Give every line of the records as a JSON list of strings, one string per line, with blank lines omitted.

Data items:

★ ★ ★ ★ ★

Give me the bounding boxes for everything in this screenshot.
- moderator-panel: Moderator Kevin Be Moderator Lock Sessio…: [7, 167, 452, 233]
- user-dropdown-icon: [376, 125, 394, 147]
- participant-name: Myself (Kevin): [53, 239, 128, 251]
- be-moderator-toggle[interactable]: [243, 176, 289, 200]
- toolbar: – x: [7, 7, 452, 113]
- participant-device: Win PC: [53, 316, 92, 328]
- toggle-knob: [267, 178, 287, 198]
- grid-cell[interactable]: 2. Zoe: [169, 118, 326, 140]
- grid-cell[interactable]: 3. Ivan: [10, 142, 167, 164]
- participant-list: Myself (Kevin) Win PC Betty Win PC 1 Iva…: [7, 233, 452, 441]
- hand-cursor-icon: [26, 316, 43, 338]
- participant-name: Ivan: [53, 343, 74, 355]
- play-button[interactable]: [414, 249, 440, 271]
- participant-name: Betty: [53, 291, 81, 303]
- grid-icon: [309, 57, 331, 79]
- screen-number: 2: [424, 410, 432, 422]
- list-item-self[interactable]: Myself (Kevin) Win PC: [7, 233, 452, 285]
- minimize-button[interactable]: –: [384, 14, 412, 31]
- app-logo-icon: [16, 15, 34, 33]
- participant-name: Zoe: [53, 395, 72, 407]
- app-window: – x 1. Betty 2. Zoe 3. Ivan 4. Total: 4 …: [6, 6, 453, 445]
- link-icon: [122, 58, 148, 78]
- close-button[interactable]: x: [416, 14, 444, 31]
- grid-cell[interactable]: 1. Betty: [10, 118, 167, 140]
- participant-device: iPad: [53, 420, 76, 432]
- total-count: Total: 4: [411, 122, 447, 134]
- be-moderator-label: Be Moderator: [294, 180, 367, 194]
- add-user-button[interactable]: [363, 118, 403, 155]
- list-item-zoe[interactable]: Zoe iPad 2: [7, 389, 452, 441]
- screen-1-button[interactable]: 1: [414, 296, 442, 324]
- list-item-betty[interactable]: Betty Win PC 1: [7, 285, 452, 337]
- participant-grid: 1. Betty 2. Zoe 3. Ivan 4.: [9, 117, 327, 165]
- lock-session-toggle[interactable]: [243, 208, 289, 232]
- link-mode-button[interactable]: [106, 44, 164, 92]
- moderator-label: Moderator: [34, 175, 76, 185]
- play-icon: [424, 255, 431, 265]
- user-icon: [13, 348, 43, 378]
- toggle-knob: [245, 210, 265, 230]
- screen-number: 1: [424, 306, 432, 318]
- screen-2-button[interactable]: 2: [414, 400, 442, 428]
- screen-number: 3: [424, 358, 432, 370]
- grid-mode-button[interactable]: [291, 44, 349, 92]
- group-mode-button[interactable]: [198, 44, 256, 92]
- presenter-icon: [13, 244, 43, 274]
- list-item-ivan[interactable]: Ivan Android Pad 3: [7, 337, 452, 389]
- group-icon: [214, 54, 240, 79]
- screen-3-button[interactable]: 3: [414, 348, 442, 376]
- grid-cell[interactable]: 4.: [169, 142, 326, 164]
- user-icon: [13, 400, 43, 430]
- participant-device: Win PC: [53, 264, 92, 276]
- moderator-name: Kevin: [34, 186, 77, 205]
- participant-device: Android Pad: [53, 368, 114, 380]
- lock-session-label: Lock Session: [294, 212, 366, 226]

★ ★ ★ ★ ★

OUTPUT BELOW —
[
  "Give me the bounding boxes for everything in this screenshot.",
  "- moderator-panel: Moderator Kevin Be Moderator Lock Sessio…: [7, 167, 452, 233]",
  "- user-dropdown-icon: [376, 125, 394, 147]",
  "- participant-name: Myself (Kevin): [53, 239, 128, 251]",
  "- be-moderator-toggle[interactable]: [243, 176, 289, 200]",
  "- toolbar: – x: [7, 7, 452, 113]",
  "- participant-device: Win PC: [53, 316, 92, 328]",
  "- toggle-knob: [267, 178, 287, 198]",
  "- grid-cell[interactable]: 2. Zoe: [169, 118, 326, 140]",
  "- grid-cell[interactable]: 3. Ivan: [10, 142, 167, 164]",
  "- participant-list: Myself (Kevin) Win PC Betty Win PC 1 Iva…: [7, 233, 452, 441]",
  "- hand-cursor-icon: [26, 316, 43, 338]",
  "- participant-name: Ivan: [53, 343, 74, 355]",
  "- play-button[interactable]: [414, 249, 440, 271]",
  "- participant-name: Betty: [53, 291, 81, 303]",
  "- grid-icon: [309, 57, 331, 79]",
  "- screen-number: 2: [424, 410, 432, 422]",
  "- list-item-self[interactable]: Myself (Kevin) Win PC: [7, 233, 452, 285]",
  "- minimize-button[interactable]: –: [384, 14, 412, 31]",
  "- app-logo-icon: [16, 15, 34, 33]",
  "- participant-name: Zoe: [53, 395, 72, 407]",
  "- app-window: – x 1. Betty 2. Zoe 3. Ivan 4. Total: 4 …: [6, 6, 453, 445]",
  "- link-icon: [122, 58, 148, 78]",
  "- close-button[interactable]: x: [416, 14, 444, 31]",
  "- grid-cell[interactable]: 1. Betty: [10, 118, 167, 140]",
  "- participant-device: iPad: [53, 420, 76, 432]",
  "- total-count: Total: 4: [411, 122, 447, 134]",
  "- be-moderator-label: Be Moderator: [294, 180, 367, 194]",
  "- add-user-button[interactable]: [363, 118, 403, 155]",
  "- list-item-zoe[interactable]: Zoe iPad 2: [7, 389, 452, 441]",
  "- screen-1-button[interactable]: 1: [414, 296, 442, 324]",
  "- list-item-betty[interactable]: Betty Win PC 1: [7, 285, 452, 337]",
  "- participant-grid: 1. Betty 2. Zoe 3. Ivan 4.: [9, 117, 327, 165]",
  "- lock-session-toggle[interactable]: [243, 208, 289, 232]",
  "- link-mode-button[interactable]: [106, 44, 164, 92]",
  "- moderator-label: Moderator: [34, 175, 76, 185]",
  "- play-icon: [424, 255, 431, 265]",
  "- user-icon: [13, 348, 43, 378]",
  "- toggle-knob: [245, 210, 265, 230]",
  "- screen-number: 1: [424, 306, 432, 318]",
  "- screen-2-button[interactable]: 2: [414, 400, 442, 428]",
  "- screen-number: 3: [424, 358, 432, 370]",
  "- grid-mode-button[interactable]: [291, 44, 349, 92]",
  "- group-mode-button[interactable]: [198, 44, 256, 92]",
  "- presenter-icon: [13, 244, 43, 274]",
  "- list-item-ivan[interactable]: Ivan Android Pad 3: [7, 337, 452, 389]",
  "- group-icon: [214, 54, 240, 79]",
  "- screen-3-button[interactable]: 3: [414, 348, 442, 376]",
  "- grid-cell[interactable]: 4.: [169, 142, 326, 164]",
  "- user-icon: [13, 400, 43, 430]",
  "- participant-device: Win PC: [53, 264, 92, 276]",
  "- moderator-name: Kevin: [34, 186, 77, 205]",
  "- participant-device: Android Pad: [53, 368, 114, 380]",
  "- lock-session-label: Lock Session: [294, 212, 366, 226]"
]